→ **Records for processing**
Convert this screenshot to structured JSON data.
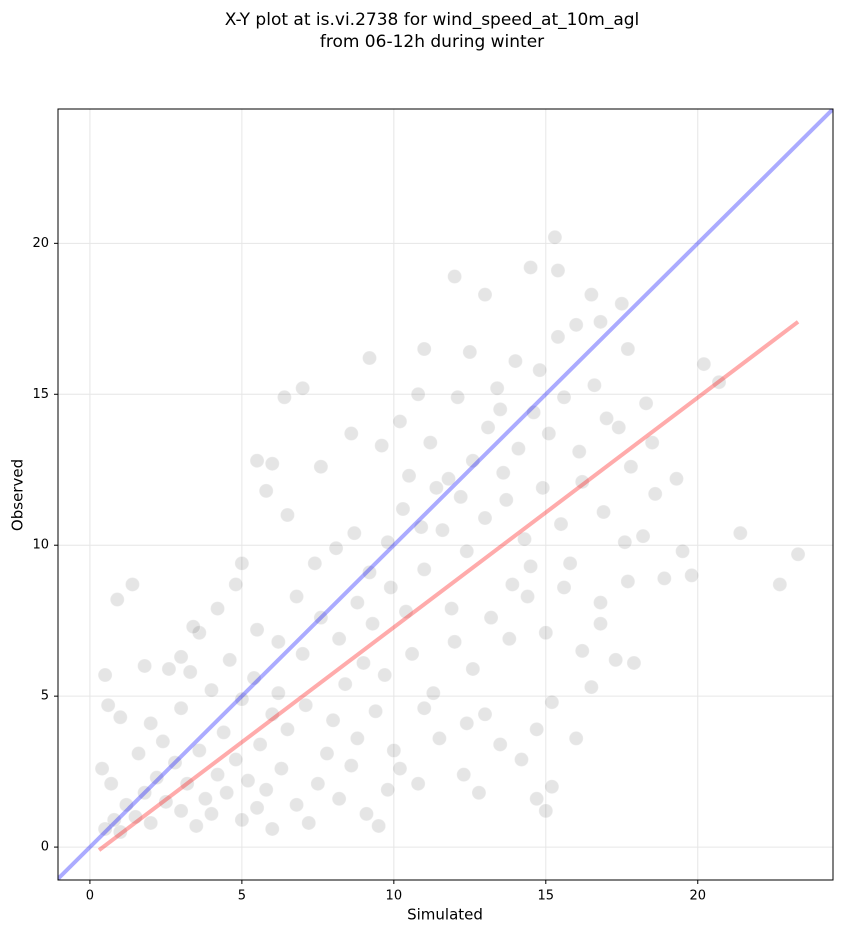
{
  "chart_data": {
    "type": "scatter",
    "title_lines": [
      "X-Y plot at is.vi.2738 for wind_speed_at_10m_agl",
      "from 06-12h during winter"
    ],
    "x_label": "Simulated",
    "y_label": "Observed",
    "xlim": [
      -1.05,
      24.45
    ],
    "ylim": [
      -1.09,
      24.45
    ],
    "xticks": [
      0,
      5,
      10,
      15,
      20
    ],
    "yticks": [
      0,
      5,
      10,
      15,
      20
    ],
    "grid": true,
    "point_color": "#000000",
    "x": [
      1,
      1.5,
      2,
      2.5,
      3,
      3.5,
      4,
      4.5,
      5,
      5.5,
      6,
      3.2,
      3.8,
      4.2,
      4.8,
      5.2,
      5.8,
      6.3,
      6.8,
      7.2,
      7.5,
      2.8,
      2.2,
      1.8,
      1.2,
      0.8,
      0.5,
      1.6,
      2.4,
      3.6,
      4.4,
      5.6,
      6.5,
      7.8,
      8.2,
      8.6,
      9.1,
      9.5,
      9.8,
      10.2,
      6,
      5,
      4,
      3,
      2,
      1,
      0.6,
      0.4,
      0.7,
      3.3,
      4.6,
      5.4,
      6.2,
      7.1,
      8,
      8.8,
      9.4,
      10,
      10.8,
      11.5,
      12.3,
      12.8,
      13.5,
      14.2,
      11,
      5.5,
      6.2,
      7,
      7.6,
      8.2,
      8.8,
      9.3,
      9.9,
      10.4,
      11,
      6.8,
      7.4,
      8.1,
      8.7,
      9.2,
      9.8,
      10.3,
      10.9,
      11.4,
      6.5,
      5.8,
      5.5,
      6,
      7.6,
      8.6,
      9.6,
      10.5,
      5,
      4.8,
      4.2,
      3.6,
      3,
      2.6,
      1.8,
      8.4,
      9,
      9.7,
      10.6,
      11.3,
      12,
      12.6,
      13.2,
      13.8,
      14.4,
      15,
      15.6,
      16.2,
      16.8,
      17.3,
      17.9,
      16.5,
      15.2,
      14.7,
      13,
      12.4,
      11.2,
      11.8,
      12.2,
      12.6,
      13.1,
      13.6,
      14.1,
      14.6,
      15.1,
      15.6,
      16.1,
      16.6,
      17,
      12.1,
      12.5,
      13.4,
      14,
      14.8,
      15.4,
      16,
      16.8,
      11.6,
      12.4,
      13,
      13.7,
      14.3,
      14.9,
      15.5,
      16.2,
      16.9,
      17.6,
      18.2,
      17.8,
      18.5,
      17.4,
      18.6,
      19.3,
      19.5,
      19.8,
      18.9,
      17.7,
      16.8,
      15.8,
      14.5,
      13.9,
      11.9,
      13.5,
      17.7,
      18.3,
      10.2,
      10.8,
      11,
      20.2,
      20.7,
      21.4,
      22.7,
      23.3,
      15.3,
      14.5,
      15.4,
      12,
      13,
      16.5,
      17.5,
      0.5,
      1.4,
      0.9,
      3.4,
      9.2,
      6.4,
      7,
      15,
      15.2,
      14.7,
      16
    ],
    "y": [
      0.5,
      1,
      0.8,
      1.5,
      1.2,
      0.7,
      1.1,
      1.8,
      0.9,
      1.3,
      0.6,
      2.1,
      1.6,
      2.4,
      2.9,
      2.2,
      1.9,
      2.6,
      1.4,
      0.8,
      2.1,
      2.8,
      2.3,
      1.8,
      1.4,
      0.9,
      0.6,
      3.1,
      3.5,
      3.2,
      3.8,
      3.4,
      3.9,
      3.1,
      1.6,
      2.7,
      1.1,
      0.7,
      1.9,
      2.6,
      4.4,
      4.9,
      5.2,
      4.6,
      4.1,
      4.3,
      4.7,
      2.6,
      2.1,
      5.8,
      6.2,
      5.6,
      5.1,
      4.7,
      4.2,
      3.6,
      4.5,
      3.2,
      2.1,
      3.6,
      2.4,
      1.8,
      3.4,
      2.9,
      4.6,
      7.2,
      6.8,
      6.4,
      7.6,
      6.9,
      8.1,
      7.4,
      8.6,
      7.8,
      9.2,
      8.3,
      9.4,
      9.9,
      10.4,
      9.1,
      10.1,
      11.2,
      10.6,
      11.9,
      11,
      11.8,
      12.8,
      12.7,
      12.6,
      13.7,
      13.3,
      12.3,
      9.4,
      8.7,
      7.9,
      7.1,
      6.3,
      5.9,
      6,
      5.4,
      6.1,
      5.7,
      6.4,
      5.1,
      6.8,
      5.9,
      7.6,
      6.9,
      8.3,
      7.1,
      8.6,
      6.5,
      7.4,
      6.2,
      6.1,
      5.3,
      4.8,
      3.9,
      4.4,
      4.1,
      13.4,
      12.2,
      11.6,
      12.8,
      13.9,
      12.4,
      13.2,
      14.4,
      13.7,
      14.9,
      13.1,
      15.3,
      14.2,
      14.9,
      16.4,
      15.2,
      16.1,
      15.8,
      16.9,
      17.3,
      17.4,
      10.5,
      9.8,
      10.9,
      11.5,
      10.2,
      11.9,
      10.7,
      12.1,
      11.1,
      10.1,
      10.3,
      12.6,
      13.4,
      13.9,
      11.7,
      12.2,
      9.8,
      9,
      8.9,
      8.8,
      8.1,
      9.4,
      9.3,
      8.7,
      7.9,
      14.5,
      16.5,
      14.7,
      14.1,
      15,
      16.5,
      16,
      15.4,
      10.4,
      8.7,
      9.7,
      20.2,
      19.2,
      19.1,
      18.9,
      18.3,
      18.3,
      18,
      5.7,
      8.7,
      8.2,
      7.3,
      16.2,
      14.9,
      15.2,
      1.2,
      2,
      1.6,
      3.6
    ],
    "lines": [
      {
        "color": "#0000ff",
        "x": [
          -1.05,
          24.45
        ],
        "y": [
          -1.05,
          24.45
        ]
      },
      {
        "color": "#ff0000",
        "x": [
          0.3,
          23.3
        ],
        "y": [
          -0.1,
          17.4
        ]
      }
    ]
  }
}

→ **Given request**
Every entry should be returned exactly as written, minus the pictures.

→ **The response**
Convert this screenshot to structured JSON data.
{
  "chart_data": {
    "type": "scatter",
    "title_lines": [
      "X-Y plot at is.vi.2738 for wind_speed_at_10m_agl",
      "from 06-12h during winter"
    ],
    "x_label": "Simulated",
    "y_label": "Observed",
    "xlim": [
      -1.05,
      24.45
    ],
    "ylim": [
      -1.09,
      24.45
    ],
    "xticks": [
      0,
      5,
      10,
      15,
      20
    ],
    "yticks": [
      0,
      5,
      10,
      15,
      20
    ],
    "grid": true,
    "point_color": "#000000",
    "x": [
      1,
      1.5,
      2,
      2.5,
      3,
      3.5,
      4,
      4.5,
      5,
      5.5,
      6,
      3.2,
      3.8,
      4.2,
      4.8,
      5.2,
      5.8,
      6.3,
      6.8,
      7.2,
      7.5,
      2.8,
      2.2,
      1.8,
      1.2,
      0.8,
      0.5,
      1.6,
      2.4,
      3.6,
      4.4,
      5.6,
      6.5,
      7.8,
      8.2,
      8.6,
      9.1,
      9.5,
      9.8,
      10.2,
      6,
      5,
      4,
      3,
      2,
      1,
      0.6,
      0.4,
      0.7,
      3.3,
      4.6,
      5.4,
      6.2,
      7.1,
      8,
      8.8,
      9.4,
      10,
      10.8,
      11.5,
      12.3,
      12.8,
      13.5,
      14.2,
      11,
      5.5,
      6.2,
      7,
      7.6,
      8.2,
      8.8,
      9.3,
      9.9,
      10.4,
      11,
      6.8,
      7.4,
      8.1,
      8.7,
      9.2,
      9.8,
      10.3,
      10.9,
      11.4,
      6.5,
      5.8,
      5.5,
      6,
      7.6,
      8.6,
      9.6,
      10.5,
      5,
      4.8,
      4.2,
      3.6,
      3,
      2.6,
      1.8,
      8.4,
      9,
      9.7,
      10.6,
      11.3,
      12,
      12.6,
      13.2,
      13.8,
      14.4,
      15,
      15.6,
      16.2,
      16.8,
      17.3,
      17.9,
      16.5,
      15.2,
      14.7,
      13,
      12.4,
      11.2,
      11.8,
      12.2,
      12.6,
      13.1,
      13.6,
      14.1,
      14.6,
      15.1,
      15.6,
      16.1,
      16.6,
      17,
      12.1,
      12.5,
      13.4,
      14,
      14.8,
      15.4,
      16,
      16.8,
      11.6,
      12.4,
      13,
      13.7,
      14.3,
      14.9,
      15.5,
      16.2,
      16.9,
      17.6,
      18.2,
      17.8,
      18.5,
      17.4,
      18.6,
      19.3,
      19.5,
      19.8,
      18.9,
      17.7,
      16.8,
      15.8,
      14.5,
      13.9,
      11.9,
      13.5,
      17.7,
      18.3,
      10.2,
      10.8,
      11,
      20.2,
      20.7,
      21.4,
      22.7,
      23.3,
      15.3,
      14.5,
      15.4,
      12,
      13,
      16.5,
      17.5,
      0.5,
      1.4,
      0.9,
      3.4,
      9.2,
      6.4,
      7,
      15,
      15.2,
      14.7,
      16
    ],
    "y": [
      0.5,
      1,
      0.8,
      1.5,
      1.2,
      0.7,
      1.1,
      1.8,
      0.9,
      1.3,
      0.6,
      2.1,
      1.6,
      2.4,
      2.9,
      2.2,
      1.9,
      2.6,
      1.4,
      0.8,
      2.1,
      2.8,
      2.3,
      1.8,
      1.4,
      0.9,
      0.6,
      3.1,
      3.5,
      3.2,
      3.8,
      3.4,
      3.9,
      3.1,
      1.6,
      2.7,
      1.1,
      0.7,
      1.9,
      2.6,
      4.4,
      4.9,
      5.2,
      4.6,
      4.1,
      4.3,
      4.7,
      2.6,
      2.1,
      5.8,
      6.2,
      5.6,
      5.1,
      4.7,
      4.2,
      3.6,
      4.5,
      3.2,
      2.1,
      3.6,
      2.4,
      1.8,
      3.4,
      2.9,
      4.6,
      7.2,
      6.8,
      6.4,
      7.6,
      6.9,
      8.1,
      7.4,
      8.6,
      7.8,
      9.2,
      8.3,
      9.4,
      9.9,
      10.4,
      9.1,
      10.1,
      11.2,
      10.6,
      11.9,
      11,
      11.8,
      12.8,
      12.7,
      12.6,
      13.7,
      13.3,
      12.3,
      9.4,
      8.7,
      7.9,
      7.1,
      6.3,
      5.9,
      6,
      5.4,
      6.1,
      5.7,
      6.4,
      5.1,
      6.8,
      5.9,
      7.6,
      6.9,
      8.3,
      7.1,
      8.6,
      6.5,
      7.4,
      6.2,
      6.1,
      5.3,
      4.8,
      3.9,
      4.4,
      4.1,
      13.4,
      12.2,
      11.6,
      12.8,
      13.9,
      12.4,
      13.2,
      14.4,
      13.7,
      14.9,
      13.1,
      15.3,
      14.2,
      14.9,
      16.4,
      15.2,
      16.1,
      15.8,
      16.9,
      17.3,
      17.4,
      10.5,
      9.8,
      10.9,
      11.5,
      10.2,
      11.9,
      10.7,
      12.1,
      11.1,
      10.1,
      10.3,
      12.6,
      13.4,
      13.9,
      11.7,
      12.2,
      9.8,
      9,
      8.9,
      8.8,
      8.1,
      9.4,
      9.3,
      8.7,
      7.9,
      14.5,
      16.5,
      14.7,
      14.1,
      15,
      16.5,
      16,
      15.4,
      10.4,
      8.7,
      9.7,
      20.2,
      19.2,
      19.1,
      18.9,
      18.3,
      18.3,
      18,
      5.7,
      8.7,
      8.2,
      7.3,
      16.2,
      14.9,
      15.2,
      1.2,
      2,
      1.6,
      3.6
    ],
    "lines": [
      {
        "color": "#0000ff",
        "x": [
          -1.05,
          24.45
        ],
        "y": [
          -1.05,
          24.45
        ]
      },
      {
        "color": "#ff0000",
        "x": [
          0.3,
          23.3
        ],
        "y": [
          -0.1,
          17.4
        ]
      }
    ]
  }
}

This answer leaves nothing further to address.